→ Extrait du document:

((

Le bac général est la voie privilégiée pour les élèves souhaitant poursuivre des études supérieures longues. Contrairement aux anciennes filières (S, ES, L), le modèle actuel offre une flexibilité qui permet à chaque lycéen de personnaliser son parcours selon ses appétences et son projet professionnel. Comprendre les rouages de cette formation est nécessaire pour aborder sereinement les trois années du cycle terminal.
La structure du bac général : un parcours personnalisé
Le cycle terminal ne se résume plus à une série unique. L’organisation repose sur un équilibre entre des enseignements communs, qui garantissent un socle de connaissances partagé par tous, et des enseignements de spécialité, qui permettent d'affiner son profil académique. En classe de première, les élèves choisissent trois spécialités, puis en conservent deux en terminale.

Cette architecture demande une réelle anticipation. Le choix des spécialités agit comme le ressort moteur du parcours scolaire : c'est lui qui donne l'impulsion et détermine la précision avec laquelle l'élève pourra s'aligner sur les exigences des formations post-bac. Une combinaison cohérente facilite l'ajustement aux attentes de certaines licences ou classes préparatoires sur le long terme.
Modalités d’évaluation : le poids du contrôle continu
La réussite au bac général repose sur un système hybride. La note finale est calculée selon une répartition qui valorise la régularité sur l’ensemble du cycle :
40 % de la note finale proviennent du contrôle continu. Ce dernier prend en compte les notes obtenues dans les enseignements communs et les bulletins scolaires de première et de terminale. Les 60 % restants sont issus des épreuves terminales. Ces examens portent sur les deux spécialités conservées en terminale, le français (en première), la philosophie et le Grand Oral.
Ce système impose une rigueur constante. Contrairement à un examen final unique, le bac général exige une assiduité sur deux années complètes, transformant le livret scolaire en un élément central du dossier de candidature sur Parcoursup.
Les enseignements de spécialité : faire le bon choix
Le choix des spécialités est une étape déterminante. Avec une offre riche — allant des mathématiques aux sciences économiques et sociales, en passant par les humanités ou les arts — chaque élève peut construire une cohérence propre à son projet. Il est conseillé de consulter les attendus des formations supérieures visées pour vérifier la pertinence des combinaisons choisies.

))

(Données de compréhension de documents)
((

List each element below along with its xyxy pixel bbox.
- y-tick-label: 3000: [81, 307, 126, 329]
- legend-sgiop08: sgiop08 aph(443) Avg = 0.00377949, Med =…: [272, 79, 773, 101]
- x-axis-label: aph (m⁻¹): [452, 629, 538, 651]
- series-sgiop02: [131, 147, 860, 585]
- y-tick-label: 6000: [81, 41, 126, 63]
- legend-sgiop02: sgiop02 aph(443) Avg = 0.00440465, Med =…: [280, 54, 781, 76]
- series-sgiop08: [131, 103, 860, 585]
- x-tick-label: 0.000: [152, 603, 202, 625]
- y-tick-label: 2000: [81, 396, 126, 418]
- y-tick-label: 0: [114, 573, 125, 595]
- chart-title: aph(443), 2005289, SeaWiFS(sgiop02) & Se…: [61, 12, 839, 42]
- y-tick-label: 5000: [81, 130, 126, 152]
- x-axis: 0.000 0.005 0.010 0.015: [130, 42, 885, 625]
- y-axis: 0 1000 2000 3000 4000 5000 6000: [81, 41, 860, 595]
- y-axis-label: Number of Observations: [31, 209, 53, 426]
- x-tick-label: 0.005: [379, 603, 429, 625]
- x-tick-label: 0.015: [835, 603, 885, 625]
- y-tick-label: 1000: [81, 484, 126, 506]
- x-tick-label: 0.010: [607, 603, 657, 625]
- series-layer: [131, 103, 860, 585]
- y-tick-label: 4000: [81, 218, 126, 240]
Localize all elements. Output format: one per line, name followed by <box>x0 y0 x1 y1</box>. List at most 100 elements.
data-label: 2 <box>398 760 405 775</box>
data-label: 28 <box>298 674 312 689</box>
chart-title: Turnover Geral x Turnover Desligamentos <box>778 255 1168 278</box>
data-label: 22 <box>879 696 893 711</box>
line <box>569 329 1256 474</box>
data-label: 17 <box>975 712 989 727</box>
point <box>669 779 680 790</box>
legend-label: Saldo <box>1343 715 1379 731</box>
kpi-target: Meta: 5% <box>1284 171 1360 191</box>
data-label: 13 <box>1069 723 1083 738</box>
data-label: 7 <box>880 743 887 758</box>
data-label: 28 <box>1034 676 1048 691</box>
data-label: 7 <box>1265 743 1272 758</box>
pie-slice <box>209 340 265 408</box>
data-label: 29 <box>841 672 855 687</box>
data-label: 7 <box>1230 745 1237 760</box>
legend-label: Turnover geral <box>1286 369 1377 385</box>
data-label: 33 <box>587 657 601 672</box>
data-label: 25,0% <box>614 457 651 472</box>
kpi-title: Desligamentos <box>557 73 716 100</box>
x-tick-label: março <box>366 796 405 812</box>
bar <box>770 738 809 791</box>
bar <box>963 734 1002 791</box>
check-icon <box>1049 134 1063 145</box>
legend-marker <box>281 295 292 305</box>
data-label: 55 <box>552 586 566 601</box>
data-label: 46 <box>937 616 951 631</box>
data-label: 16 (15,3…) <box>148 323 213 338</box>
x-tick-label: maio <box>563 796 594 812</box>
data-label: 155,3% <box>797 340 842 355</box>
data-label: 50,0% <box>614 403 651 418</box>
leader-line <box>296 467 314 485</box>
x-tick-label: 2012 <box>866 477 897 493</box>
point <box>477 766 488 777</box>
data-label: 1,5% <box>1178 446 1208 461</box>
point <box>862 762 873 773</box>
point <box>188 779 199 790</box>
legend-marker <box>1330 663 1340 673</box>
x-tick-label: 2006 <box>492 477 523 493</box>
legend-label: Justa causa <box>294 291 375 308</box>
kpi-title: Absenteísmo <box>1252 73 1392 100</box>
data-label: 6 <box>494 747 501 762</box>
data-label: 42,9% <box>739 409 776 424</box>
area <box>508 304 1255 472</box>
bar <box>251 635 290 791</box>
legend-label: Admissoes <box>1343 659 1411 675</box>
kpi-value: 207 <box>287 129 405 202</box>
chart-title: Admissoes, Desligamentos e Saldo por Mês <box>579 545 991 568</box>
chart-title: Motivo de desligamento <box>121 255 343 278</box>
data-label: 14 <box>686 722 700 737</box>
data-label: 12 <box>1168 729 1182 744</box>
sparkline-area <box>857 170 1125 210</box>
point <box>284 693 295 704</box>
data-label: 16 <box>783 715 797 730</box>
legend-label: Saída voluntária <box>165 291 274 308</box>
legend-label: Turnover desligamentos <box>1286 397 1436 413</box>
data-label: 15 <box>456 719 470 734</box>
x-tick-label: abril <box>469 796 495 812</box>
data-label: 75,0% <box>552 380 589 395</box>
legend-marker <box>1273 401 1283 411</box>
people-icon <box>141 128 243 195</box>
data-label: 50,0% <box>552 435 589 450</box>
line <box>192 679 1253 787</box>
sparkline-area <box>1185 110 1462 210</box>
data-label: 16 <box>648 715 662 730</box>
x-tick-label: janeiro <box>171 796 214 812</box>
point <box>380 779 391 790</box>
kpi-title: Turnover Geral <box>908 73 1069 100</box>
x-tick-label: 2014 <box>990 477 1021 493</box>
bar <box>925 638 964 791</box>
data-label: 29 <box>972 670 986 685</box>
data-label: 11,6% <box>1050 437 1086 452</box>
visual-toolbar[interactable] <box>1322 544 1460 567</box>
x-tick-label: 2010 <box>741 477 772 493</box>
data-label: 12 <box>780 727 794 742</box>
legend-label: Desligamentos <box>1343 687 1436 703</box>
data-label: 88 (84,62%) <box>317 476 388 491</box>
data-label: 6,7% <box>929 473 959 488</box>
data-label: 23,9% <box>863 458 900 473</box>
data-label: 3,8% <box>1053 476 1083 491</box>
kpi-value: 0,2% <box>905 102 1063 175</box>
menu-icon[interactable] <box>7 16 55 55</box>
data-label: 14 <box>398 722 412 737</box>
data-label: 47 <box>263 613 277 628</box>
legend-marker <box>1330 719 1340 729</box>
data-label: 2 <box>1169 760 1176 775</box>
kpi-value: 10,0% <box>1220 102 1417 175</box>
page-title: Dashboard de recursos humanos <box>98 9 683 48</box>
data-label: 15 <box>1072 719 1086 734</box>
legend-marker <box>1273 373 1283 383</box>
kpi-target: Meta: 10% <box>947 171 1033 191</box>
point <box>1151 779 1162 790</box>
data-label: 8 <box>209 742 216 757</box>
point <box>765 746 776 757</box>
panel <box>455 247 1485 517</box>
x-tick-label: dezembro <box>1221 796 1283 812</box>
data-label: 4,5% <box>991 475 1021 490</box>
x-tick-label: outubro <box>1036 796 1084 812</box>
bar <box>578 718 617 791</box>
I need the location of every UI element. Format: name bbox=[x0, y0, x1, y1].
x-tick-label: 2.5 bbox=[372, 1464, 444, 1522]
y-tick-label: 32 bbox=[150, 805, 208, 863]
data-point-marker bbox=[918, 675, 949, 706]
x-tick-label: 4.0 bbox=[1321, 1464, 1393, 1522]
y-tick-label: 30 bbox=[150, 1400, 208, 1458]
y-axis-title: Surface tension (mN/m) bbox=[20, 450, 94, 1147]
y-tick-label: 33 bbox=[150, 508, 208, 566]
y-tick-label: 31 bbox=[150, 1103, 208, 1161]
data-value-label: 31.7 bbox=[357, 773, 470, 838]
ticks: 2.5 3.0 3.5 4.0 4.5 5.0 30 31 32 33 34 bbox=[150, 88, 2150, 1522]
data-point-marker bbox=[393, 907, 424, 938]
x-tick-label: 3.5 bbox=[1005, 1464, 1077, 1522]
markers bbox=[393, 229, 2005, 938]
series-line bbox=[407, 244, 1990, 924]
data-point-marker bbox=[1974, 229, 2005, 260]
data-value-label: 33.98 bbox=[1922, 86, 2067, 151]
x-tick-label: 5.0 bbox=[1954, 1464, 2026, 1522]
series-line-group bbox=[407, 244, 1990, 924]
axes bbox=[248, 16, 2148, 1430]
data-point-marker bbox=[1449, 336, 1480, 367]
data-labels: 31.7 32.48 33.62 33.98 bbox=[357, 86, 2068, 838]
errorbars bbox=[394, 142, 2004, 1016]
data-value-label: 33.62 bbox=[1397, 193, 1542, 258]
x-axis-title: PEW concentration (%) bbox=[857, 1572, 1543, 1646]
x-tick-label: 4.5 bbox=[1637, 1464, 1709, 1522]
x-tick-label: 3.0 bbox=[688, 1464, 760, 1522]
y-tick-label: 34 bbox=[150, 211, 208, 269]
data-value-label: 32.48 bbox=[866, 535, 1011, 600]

))

→ Consigne 1:
Répondez aux questions suivantes d'après le texte sur le bac général.
(a) Combien de spécialités les élèves choisissent-ils en classe de première, et combien en conservent-ils en terminale ?
(b) Quelle part de la note finale provient du contrôle continu ?
(c) Que conseille-t-on de consulter pour vérifier la pertinence des combinaisons de spécialités ?
→ Consigne 2: Recopiez, s'il vous plaît, le passage du texte sur le bac général allant de « Ce système impose » à « candidature sur Parcoursup. ».

→ Zone de réponse 1:
(a) Ils en choisissent trois en première et en conservent deux en terminale.
(b) 40 % de la note finale.
(c) Les attendus des formations supérieures visées.

→ Zone de réponse 2:
Ce système impose une rigueur constante. Contrairement à un examen final unique, le bac général exige une assiduité sur deux années complètes, transformant le livret scolaire en un élément central du dossier de candidature sur Parcoursup.